Stored records:
<<<<
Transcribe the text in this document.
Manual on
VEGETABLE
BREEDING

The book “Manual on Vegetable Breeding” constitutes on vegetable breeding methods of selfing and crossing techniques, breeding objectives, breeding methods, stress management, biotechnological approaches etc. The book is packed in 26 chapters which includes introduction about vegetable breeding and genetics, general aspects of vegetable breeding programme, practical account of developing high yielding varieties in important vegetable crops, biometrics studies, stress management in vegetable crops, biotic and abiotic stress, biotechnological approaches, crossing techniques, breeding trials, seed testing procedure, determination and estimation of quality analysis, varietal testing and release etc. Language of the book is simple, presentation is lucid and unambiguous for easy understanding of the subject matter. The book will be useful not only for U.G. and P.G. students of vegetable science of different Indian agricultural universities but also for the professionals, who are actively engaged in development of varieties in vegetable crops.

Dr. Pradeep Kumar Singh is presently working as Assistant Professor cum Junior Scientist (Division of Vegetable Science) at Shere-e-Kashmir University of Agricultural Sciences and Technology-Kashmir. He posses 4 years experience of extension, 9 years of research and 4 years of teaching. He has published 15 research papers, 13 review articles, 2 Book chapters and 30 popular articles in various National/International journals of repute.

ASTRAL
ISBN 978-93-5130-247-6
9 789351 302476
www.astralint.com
>>>>
What the task requires: Give the number of lines in the records that contain the string "chapters", with no other output.

The output: 2